= Goal of the exercise =
Locate every line in the records below that holds the word "cazurilor" and return each one.

□ □ □ □ □

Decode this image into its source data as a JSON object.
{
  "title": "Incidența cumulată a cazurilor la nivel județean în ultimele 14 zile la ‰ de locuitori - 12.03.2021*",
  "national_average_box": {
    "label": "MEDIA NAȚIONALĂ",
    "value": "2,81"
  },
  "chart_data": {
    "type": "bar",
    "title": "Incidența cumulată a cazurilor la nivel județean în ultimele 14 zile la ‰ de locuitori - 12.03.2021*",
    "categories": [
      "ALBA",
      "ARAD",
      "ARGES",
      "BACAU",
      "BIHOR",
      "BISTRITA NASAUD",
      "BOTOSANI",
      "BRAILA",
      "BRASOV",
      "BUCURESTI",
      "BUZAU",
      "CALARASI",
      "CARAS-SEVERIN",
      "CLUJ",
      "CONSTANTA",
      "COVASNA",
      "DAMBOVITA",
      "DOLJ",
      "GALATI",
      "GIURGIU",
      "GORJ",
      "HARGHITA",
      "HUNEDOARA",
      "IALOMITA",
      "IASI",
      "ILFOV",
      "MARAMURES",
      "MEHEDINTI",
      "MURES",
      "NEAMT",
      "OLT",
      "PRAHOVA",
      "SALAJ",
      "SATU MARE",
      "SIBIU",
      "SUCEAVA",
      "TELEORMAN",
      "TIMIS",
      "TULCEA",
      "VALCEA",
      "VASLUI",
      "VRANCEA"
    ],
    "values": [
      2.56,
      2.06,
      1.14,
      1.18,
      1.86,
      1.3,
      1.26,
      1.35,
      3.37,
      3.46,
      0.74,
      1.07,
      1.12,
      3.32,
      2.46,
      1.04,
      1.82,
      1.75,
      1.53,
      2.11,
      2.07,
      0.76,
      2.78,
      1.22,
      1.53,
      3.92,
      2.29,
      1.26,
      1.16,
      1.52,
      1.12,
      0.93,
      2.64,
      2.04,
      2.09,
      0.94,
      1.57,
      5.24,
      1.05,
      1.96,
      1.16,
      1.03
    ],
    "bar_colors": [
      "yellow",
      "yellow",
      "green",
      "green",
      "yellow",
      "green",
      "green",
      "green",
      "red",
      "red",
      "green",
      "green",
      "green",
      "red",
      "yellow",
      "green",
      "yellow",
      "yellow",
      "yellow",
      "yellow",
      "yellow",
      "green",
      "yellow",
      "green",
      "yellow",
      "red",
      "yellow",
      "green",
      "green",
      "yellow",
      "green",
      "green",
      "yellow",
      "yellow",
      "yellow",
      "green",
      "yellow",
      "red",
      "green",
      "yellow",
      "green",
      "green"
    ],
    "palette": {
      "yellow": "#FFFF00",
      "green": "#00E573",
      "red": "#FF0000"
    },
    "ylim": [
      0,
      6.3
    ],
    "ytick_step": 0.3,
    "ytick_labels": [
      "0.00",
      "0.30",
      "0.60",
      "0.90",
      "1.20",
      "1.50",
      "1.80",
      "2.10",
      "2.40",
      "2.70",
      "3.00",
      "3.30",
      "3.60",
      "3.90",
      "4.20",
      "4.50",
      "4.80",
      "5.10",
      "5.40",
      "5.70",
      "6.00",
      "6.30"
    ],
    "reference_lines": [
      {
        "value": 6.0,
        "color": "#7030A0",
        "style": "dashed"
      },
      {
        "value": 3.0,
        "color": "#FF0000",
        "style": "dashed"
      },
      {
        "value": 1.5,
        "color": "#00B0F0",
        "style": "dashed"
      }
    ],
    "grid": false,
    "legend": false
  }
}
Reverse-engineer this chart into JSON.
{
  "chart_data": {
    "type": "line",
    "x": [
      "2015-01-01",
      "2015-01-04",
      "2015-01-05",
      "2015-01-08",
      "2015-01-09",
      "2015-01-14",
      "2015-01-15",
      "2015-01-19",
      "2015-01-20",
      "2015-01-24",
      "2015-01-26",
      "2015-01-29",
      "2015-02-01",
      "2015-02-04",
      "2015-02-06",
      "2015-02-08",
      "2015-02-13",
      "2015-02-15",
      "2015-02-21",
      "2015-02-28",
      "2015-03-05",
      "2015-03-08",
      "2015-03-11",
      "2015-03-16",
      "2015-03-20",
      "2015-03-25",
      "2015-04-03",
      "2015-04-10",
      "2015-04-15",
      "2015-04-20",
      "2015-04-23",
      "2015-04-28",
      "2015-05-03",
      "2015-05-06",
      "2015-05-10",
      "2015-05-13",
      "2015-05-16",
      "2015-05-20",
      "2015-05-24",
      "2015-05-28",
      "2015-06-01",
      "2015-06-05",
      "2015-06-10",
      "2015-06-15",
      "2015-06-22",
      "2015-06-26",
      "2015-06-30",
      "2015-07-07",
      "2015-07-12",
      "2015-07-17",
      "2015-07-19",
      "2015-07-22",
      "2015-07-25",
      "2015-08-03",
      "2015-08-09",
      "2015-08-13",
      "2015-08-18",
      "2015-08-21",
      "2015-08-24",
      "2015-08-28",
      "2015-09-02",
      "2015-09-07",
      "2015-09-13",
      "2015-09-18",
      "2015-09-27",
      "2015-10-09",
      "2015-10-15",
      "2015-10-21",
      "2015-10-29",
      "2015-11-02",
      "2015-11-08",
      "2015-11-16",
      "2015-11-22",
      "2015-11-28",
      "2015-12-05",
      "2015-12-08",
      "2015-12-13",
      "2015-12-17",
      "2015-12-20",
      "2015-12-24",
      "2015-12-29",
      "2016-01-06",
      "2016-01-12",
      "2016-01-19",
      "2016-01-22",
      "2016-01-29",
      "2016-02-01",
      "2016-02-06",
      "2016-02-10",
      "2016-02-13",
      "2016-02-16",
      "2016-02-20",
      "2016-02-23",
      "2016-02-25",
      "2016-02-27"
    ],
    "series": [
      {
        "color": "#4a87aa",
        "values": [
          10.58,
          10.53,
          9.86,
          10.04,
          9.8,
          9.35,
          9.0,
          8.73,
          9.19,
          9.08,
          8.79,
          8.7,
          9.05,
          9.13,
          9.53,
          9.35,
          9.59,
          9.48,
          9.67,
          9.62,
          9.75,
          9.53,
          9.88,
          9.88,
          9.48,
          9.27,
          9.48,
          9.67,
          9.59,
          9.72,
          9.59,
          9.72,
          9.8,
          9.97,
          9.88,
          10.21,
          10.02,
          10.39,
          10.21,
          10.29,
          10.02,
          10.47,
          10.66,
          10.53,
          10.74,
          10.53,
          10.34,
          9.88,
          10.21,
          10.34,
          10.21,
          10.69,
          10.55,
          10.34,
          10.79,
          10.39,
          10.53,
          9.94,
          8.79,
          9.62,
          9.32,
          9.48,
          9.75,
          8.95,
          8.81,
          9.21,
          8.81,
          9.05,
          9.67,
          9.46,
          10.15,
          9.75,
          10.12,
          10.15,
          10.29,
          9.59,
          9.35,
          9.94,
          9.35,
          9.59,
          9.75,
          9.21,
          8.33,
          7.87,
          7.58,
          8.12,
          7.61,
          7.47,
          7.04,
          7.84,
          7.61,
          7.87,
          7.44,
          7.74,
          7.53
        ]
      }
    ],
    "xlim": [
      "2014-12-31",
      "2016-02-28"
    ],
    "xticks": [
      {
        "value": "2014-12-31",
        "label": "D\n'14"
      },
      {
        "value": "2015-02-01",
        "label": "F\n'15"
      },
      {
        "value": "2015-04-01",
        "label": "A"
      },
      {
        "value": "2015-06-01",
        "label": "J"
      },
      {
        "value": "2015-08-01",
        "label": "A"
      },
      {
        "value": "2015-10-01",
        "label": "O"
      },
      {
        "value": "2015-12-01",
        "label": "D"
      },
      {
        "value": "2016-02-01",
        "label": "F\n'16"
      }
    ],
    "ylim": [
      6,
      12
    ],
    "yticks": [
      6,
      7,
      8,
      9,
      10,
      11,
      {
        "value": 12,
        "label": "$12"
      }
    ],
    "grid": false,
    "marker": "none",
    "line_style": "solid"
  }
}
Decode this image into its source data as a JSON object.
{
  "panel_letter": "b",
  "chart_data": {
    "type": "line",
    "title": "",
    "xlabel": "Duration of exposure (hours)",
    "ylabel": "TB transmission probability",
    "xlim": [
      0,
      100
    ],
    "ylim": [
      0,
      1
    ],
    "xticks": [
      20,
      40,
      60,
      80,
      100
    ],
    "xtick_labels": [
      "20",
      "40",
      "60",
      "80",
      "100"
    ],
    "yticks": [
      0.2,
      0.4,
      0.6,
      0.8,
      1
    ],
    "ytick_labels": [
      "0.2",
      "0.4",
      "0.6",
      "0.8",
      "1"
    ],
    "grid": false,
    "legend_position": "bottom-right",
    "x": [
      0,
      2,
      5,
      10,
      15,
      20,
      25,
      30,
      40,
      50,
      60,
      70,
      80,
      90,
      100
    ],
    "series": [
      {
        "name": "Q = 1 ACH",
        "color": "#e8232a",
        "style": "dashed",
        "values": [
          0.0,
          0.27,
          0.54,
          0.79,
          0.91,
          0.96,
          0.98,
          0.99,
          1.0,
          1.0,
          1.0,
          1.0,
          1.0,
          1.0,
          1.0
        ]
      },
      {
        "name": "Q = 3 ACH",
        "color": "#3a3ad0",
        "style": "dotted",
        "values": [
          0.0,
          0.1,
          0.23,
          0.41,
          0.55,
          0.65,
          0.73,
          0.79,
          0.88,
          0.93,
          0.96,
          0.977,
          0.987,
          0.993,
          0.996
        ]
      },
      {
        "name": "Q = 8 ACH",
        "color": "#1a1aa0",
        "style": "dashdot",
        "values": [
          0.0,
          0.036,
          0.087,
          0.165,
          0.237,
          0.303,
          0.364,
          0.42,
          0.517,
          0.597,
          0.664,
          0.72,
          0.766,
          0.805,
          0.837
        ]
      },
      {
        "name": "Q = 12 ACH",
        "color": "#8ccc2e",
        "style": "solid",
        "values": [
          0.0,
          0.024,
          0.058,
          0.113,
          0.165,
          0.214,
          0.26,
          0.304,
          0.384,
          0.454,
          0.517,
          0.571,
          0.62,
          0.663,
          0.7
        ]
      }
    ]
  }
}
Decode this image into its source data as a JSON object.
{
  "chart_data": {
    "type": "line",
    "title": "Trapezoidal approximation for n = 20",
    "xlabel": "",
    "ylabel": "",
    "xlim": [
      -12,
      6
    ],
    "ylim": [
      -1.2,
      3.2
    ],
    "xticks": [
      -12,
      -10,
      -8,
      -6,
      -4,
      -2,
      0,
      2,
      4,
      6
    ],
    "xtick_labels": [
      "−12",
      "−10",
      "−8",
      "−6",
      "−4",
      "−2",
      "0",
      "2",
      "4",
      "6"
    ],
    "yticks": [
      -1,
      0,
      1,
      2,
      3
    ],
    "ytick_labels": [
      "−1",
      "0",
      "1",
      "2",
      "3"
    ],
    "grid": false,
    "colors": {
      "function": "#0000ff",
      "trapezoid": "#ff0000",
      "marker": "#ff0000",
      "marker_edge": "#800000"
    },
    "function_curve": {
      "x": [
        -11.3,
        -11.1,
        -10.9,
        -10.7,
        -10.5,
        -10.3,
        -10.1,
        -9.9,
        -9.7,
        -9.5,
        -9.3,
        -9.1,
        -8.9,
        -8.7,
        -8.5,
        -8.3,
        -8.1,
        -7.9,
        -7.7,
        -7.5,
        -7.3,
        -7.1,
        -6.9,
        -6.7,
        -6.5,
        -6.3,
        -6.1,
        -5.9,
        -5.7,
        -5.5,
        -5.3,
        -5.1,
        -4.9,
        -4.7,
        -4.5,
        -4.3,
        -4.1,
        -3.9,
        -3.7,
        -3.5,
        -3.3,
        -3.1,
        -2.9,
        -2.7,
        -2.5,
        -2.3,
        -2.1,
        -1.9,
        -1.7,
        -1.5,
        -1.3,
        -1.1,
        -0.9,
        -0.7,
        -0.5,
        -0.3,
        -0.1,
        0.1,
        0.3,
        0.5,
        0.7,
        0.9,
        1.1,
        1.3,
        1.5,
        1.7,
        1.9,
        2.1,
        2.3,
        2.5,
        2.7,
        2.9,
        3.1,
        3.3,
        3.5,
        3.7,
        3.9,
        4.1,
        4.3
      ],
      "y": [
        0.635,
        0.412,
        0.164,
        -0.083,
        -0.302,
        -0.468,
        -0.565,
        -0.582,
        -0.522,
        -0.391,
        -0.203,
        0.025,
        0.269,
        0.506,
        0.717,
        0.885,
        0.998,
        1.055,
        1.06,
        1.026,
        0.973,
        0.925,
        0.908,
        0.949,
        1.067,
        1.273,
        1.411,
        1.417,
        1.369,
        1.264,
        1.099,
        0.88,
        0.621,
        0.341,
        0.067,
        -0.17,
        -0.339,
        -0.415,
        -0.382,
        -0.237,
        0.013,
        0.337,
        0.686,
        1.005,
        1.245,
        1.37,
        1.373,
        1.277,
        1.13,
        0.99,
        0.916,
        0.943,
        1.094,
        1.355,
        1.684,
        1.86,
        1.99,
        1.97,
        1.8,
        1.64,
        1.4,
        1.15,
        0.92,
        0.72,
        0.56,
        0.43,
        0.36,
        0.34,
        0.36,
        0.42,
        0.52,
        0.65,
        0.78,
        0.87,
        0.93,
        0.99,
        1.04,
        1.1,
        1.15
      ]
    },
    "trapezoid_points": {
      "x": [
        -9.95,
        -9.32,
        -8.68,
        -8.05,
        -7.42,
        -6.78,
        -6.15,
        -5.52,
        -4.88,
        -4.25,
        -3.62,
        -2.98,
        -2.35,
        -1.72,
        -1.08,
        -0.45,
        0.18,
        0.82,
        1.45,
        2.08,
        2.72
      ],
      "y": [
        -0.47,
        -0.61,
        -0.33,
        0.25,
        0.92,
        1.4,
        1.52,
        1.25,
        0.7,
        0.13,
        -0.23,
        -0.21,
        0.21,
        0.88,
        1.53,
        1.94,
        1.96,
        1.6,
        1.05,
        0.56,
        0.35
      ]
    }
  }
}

□ □ □ □ □

= Solution to the problem =
  "title": "Incidența cumulată a cazurilor la nivel județean în ultimele 14 zile la ‰ de locuitori - 12.03.2021*",
    "title": "Incidența cumulată a cazurilor la nivel județean în ultimele 14 zile la ‰ de locuitori - 12.03.2021*",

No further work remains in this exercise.